Written problem:
Copy out all of the data exactly as it appears.
##############################
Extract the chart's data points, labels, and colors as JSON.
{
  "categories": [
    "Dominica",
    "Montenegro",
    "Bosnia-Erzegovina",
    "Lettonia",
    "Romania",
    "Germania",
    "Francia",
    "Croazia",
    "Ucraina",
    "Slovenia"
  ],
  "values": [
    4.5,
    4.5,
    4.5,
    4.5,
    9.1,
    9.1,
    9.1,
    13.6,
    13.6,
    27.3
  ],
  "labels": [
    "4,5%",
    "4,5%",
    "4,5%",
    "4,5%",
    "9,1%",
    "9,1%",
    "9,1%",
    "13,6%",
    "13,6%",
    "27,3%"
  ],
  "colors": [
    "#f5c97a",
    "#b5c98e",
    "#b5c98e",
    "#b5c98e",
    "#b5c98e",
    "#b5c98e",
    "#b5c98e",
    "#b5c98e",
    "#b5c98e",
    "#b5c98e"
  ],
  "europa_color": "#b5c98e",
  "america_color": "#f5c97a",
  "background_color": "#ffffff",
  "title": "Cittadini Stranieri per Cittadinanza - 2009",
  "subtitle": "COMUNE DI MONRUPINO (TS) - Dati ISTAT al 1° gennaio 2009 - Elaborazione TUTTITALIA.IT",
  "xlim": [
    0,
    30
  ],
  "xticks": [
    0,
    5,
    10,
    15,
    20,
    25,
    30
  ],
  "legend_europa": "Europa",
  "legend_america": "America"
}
##############################
Final result:
Extract the chart's data points, labels, and colors as JSON.
{
  "categories": [
    "Dominica",
    "Montenegro",
    "Bosnia-Erzegovina",
    "Lettonia",
    "Romania",
    "Germania",
    "Francia",
    "Croazia",
    "Ucraina",
    "Slovenia"
  ],
  "values": [
    4.5,
    4.5,
    4.5,
    4.5,
    9.1,
    9.1,
    9.1,
    13.6,
    13.6,
    27.3
  ],
  "labels": [
    "4,5%",
    "4,5%",
    "4,5%",
    "4,5%",
    "9,1%",
    "9,1%",
    "9,1%",
    "13,6%",
    "13,6%",
    "27,3%"
  ],
  "colors": [
    "#f5c97a",
    "#b5c98e",
    "#b5c98e",
    "#b5c98e",
    "#b5c98e",
    "#b5c98e",
    "#b5c98e",
    "#b5c98e",
    "#b5c98e",
    "#b5c98e"
  ],
  "europa_color": "#b5c98e",
  "america_color": "#f5c97a",
  "background_color": "#ffffff",
  "title": "Cittadini Stranieri per Cittadinanza - 2009",
  "subtitle": "COMUNE DI MONRUPINO (TS) - Dati ISTAT al 1° gennaio 2009 - Elaborazione TUTTITALIA.IT",
  "xlim": [
    0,
    30
  ],
  "xticks": [
    0,
    5,
    10,
    15,
    20,
    25,
    30
  ],
  "legend_europa": "Europa",
  "legend_america": "America"
}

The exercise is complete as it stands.